Task objective: Copy all entries without alteration and skip the pictures they hold.

Materials provided:

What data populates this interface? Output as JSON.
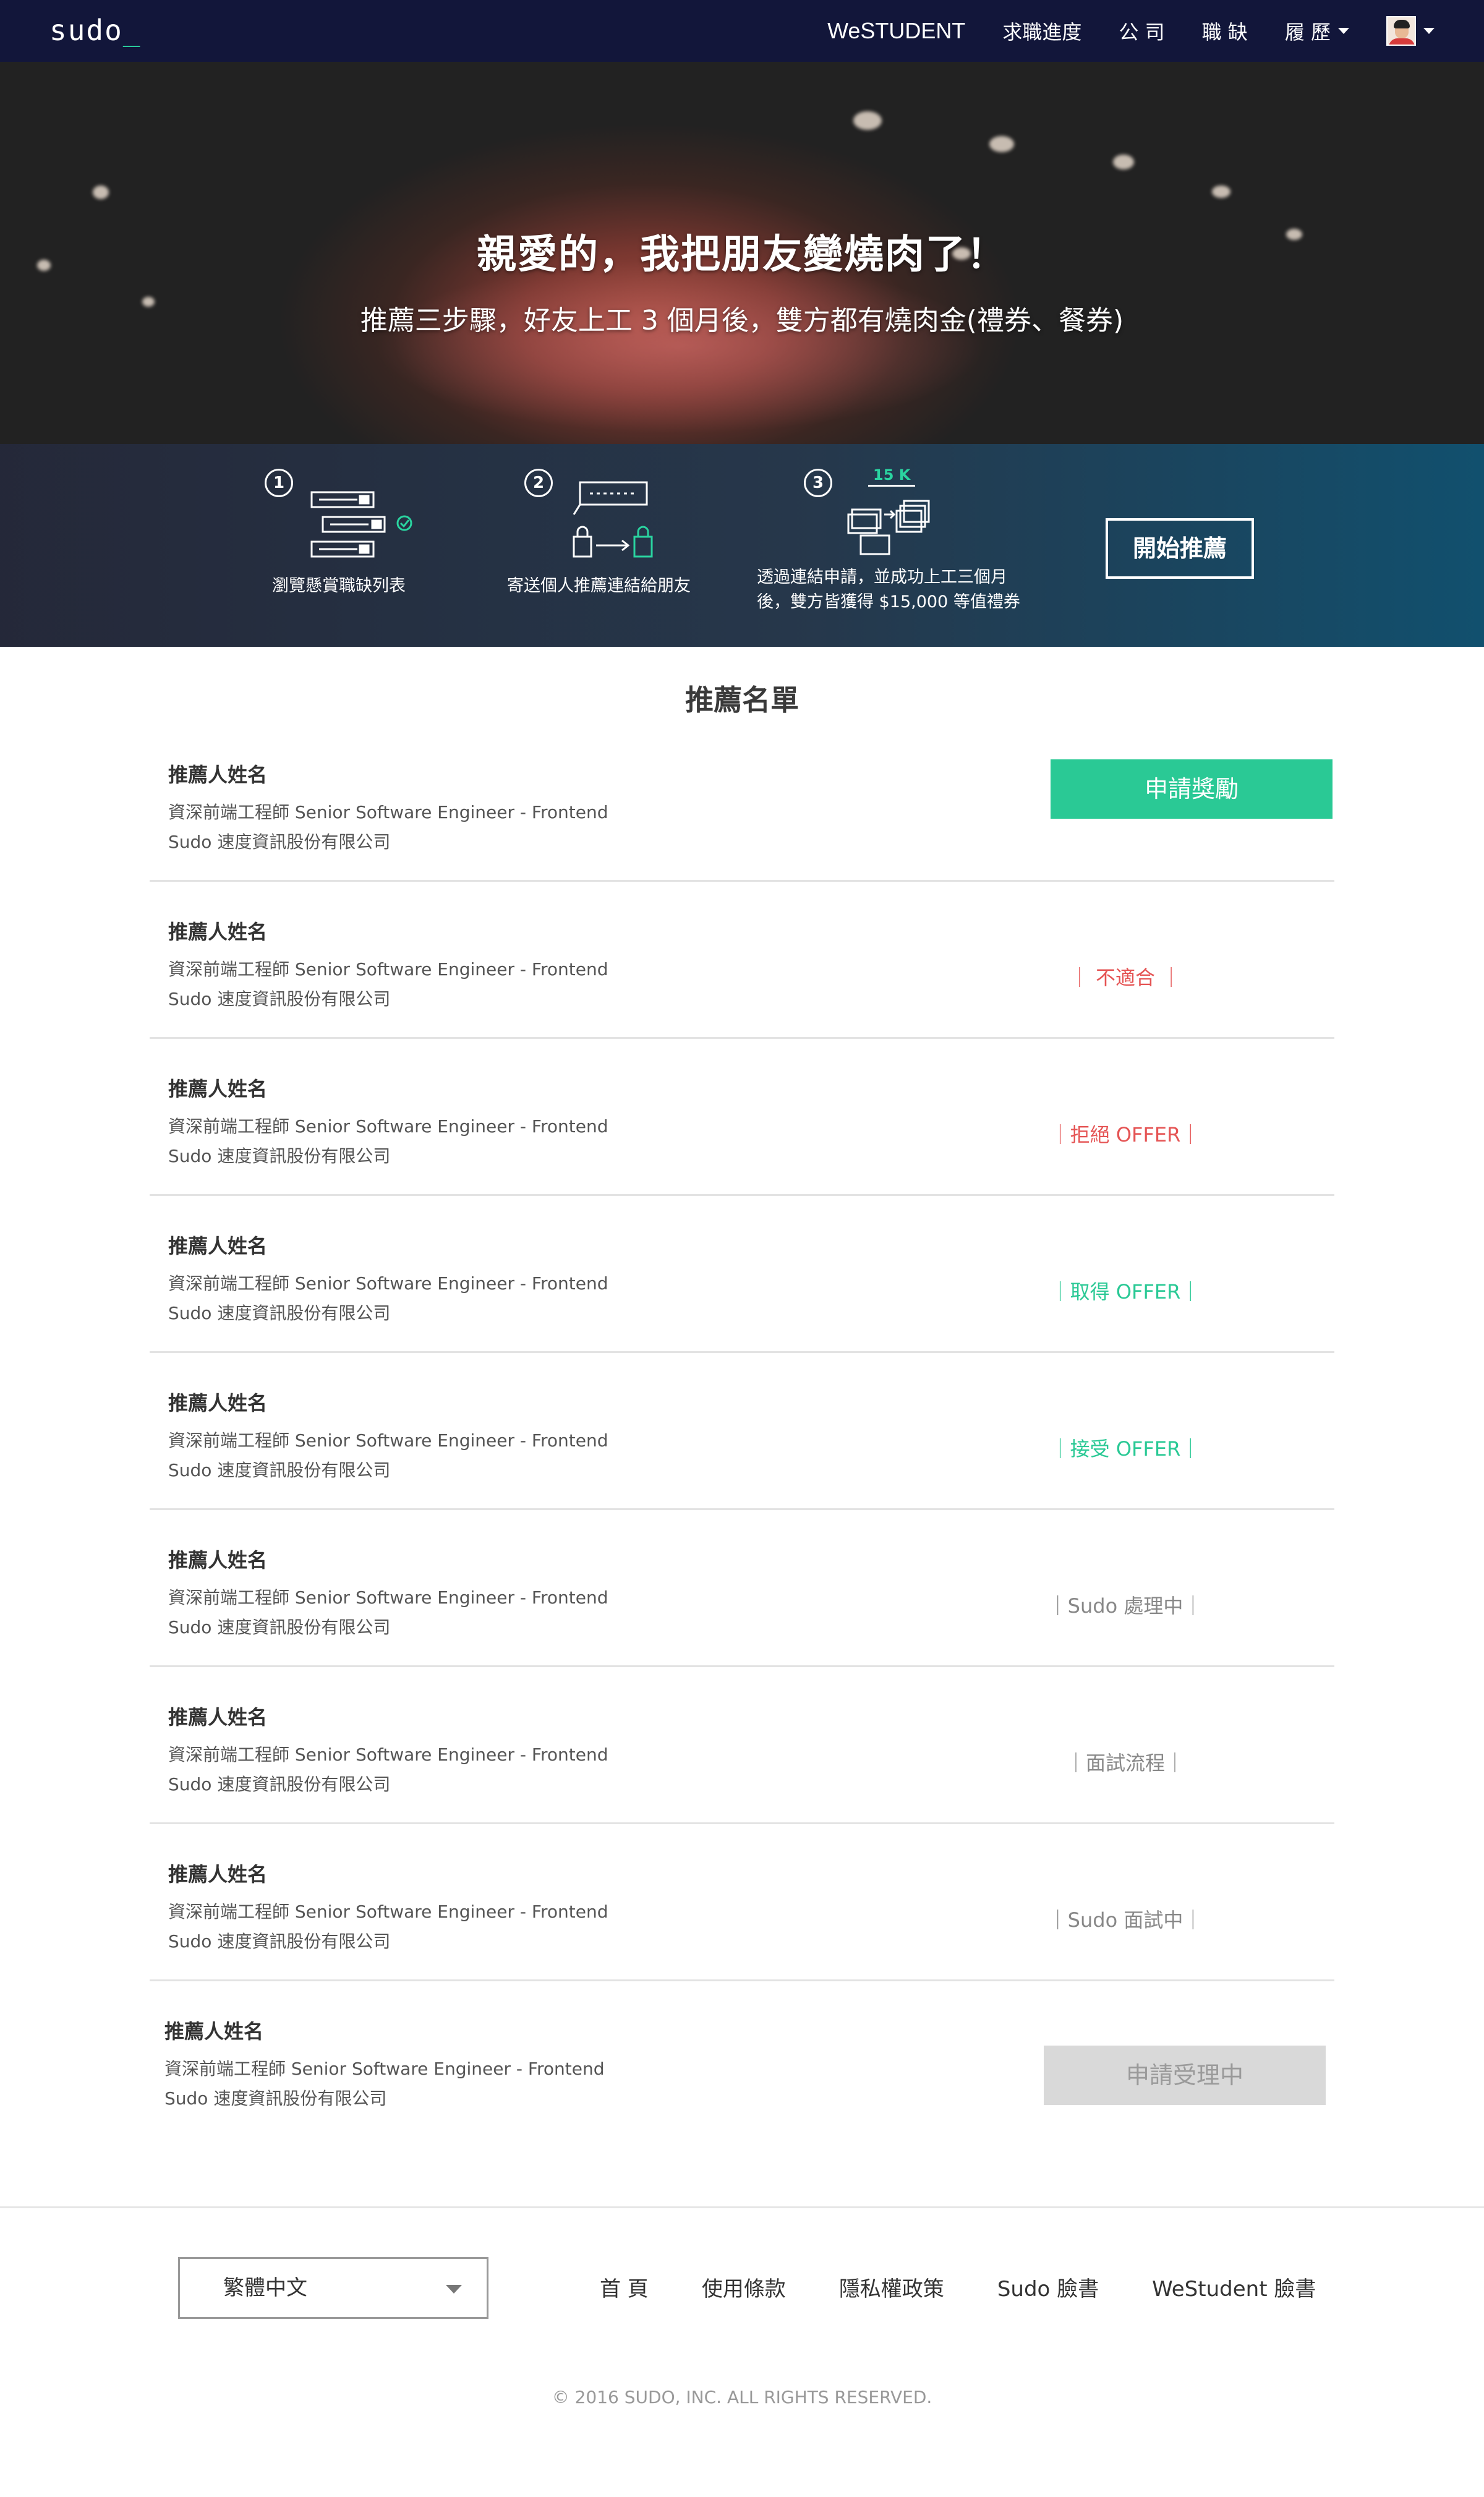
{
  "nav": {
    "logo": "sudo",
    "logo_cursor": "_",
    "brand": "WeSTUDENT",
    "links": [
      "求職進度",
      "公 司",
      "職 缺",
      "履 歷"
    ]
  },
  "hero": {
    "title": "親愛的，我把朋友變燒肉了！",
    "subtitle": "推薦三步驟，好友上工 3 個月後，雙方都有燒肉金(禮券、餐券)"
  },
  "steps": [
    {
      "num": "1",
      "label": "瀏覽懸賞職缺列表"
    },
    {
      "num": "2",
      "label": "寄送個人推薦連結給朋友"
    },
    {
      "num": "3",
      "label_line1": "透過連結申請，並成功上工三個月",
      "label_line2": "後，雙方皆獲得 $15,000 等值禮券",
      "badge": "15 K"
    }
  ],
  "cta_label": "開始推薦",
  "list_title": "推薦名單",
  "items": [
    {
      "name": "推薦人姓名",
      "job": "資深前端工程師 Senior Software Engineer - Frontend",
      "company": "Sudo 速度資訊股份有限公司",
      "action": "申請獎勵"
    },
    {
      "name": "推薦人姓名",
      "job": "資深前端工程師 Senior Software Engineer - Frontend",
      "company": "Sudo 速度資訊股份有限公司",
      "status": "｜ 不適合 ｜"
    },
    {
      "name": "推薦人姓名",
      "job": "資深前端工程師 Senior Software Engineer - Frontend",
      "company": "Sudo 速度資訊股份有限公司",
      "status": "｜拒絕 OFFER｜"
    },
    {
      "name": "推薦人姓名",
      "job": "資深前端工程師 Senior Software Engineer - Frontend",
      "company": "Sudo 速度資訊股份有限公司",
      "status": "｜取得 OFFER｜"
    },
    {
      "name": "推薦人姓名",
      "job": "資深前端工程師 Senior Software Engineer - Frontend",
      "company": "Sudo 速度資訊股份有限公司",
      "status": "｜接受 OFFER｜"
    },
    {
      "name": "推薦人姓名",
      "job": "資深前端工程師 Senior Software Engineer - Frontend",
      "company": "Sudo 速度資訊股份有限公司",
      "status": "｜Sudo 處理中｜"
    },
    {
      "name": "推薦人姓名",
      "job": "資深前端工程師 Senior Software Engineer - Frontend",
      "company": "Sudo 速度資訊股份有限公司",
      "status": "｜面試流程｜"
    },
    {
      "name": "推薦人姓名",
      "job": "資深前端工程師 Senior Software Engineer - Frontend",
      "company": "Sudo 速度資訊股份有限公司",
      "status": "｜Sudo 面試中｜"
    },
    {
      "name": "推薦人姓名",
      "job": "資深前端工程師 Senior Software Engineer - Frontend",
      "company": "Sudo 速度資訊股份有限公司",
      "action": "申請受理中"
    }
  ],
  "colors": {
    "nav_bg": "#12163a",
    "accent_green": "#2ac995",
    "status_red": "#e55454",
    "status_grey": "#888888"
  },
  "footer": {
    "language": "繁體中文",
    "links": [
      "首 頁",
      "使用條款",
      "隱私權政策",
      "Sudo 臉書",
      "WeStudent 臉書"
    ],
    "copyright": "© 2016 SUDO, INC. ALL RIGHTS RESERVED."
  }
}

Worked answer:
What data populates this interface? Output as JSON.
{
  "nav": {
    "logo": "sudo",
    "logo_cursor": "_",
    "brand": "WeSTUDENT",
    "links": [
      "求職進度",
      "公 司",
      "職 缺",
      "履 歷"
    ]
  },
  "hero": {
    "title": "親愛的，我把朋友變燒肉了！",
    "subtitle": "推薦三步驟，好友上工 3 個月後，雙方都有燒肉金(禮券、餐券)"
  },
  "steps": [
    {
      "num": "1",
      "label": "瀏覽懸賞職缺列表"
    },
    {
      "num": "2",
      "label": "寄送個人推薦連結給朋友"
    },
    {
      "num": "3",
      "label_line1": "透過連結申請，並成功上工三個月",
      "label_line2": "後，雙方皆獲得 $15,000 等值禮券",
      "badge": "15 K"
    }
  ],
  "cta_label": "開始推薦",
  "list_title": "推薦名單",
  "items": [
    {
      "name": "推薦人姓名",
      "job": "資深前端工程師 Senior Software Engineer - Frontend",
      "company": "Sudo 速度資訊股份有限公司",
      "action": "申請獎勵"
    },
    {
      "name": "推薦人姓名",
      "job": "資深前端工程師 Senior Software Engineer - Frontend",
      "company": "Sudo 速度資訊股份有限公司",
      "status": "｜ 不適合 ｜"
    },
    {
      "name": "推薦人姓名",
      "job": "資深前端工程師 Senior Software Engineer - Frontend",
      "company": "Sudo 速度資訊股份有限公司",
      "status": "｜拒絕 OFFER｜"
    },
    {
      "name": "推薦人姓名",
      "job": "資深前端工程師 Senior Software Engineer - Frontend",
      "company": "Sudo 速度資訊股份有限公司",
      "status": "｜取得 OFFER｜"
    },
    {
      "name": "推薦人姓名",
      "job": "資深前端工程師 Senior Software Engineer - Frontend",
      "company": "Sudo 速度資訊股份有限公司",
      "status": "｜接受 OFFER｜"
    },
    {
      "name": "推薦人姓名",
      "job": "資深前端工程師 Senior Software Engineer - Frontend",
      "company": "Sudo 速度資訊股份有限公司",
      "status": "｜Sudo 處理中｜"
    },
    {
      "name": "推薦人姓名",
      "job": "資深前端工程師 Senior Software Engineer - Frontend",
      "company": "Sudo 速度資訊股份有限公司",
      "status": "｜面試流程｜"
    },
    {
      "name": "推薦人姓名",
      "job": "資深前端工程師 Senior Software Engineer - Frontend",
      "company": "Sudo 速度資訊股份有限公司",
      "status": "｜Sudo 面試中｜"
    },
    {
      "name": "推薦人姓名",
      "job": "資深前端工程師 Senior Software Engineer - Frontend",
      "company": "Sudo 速度資訊股份有限公司",
      "action": "申請受理中"
    }
  ],
  "colors": {
    "nav_bg": "#12163a",
    "accent_green": "#2ac995",
    "status_red": "#e55454",
    "status_grey": "#888888"
  },
  "footer": {
    "language": "繁體中文",
    "links": [
      "首 頁",
      "使用條款",
      "隱私權政策",
      "Sudo 臉書",
      "WeStudent 臉書"
    ],
    "copyright": "© 2016 SUDO, INC. ALL RIGHTS RESERVED."
  }
}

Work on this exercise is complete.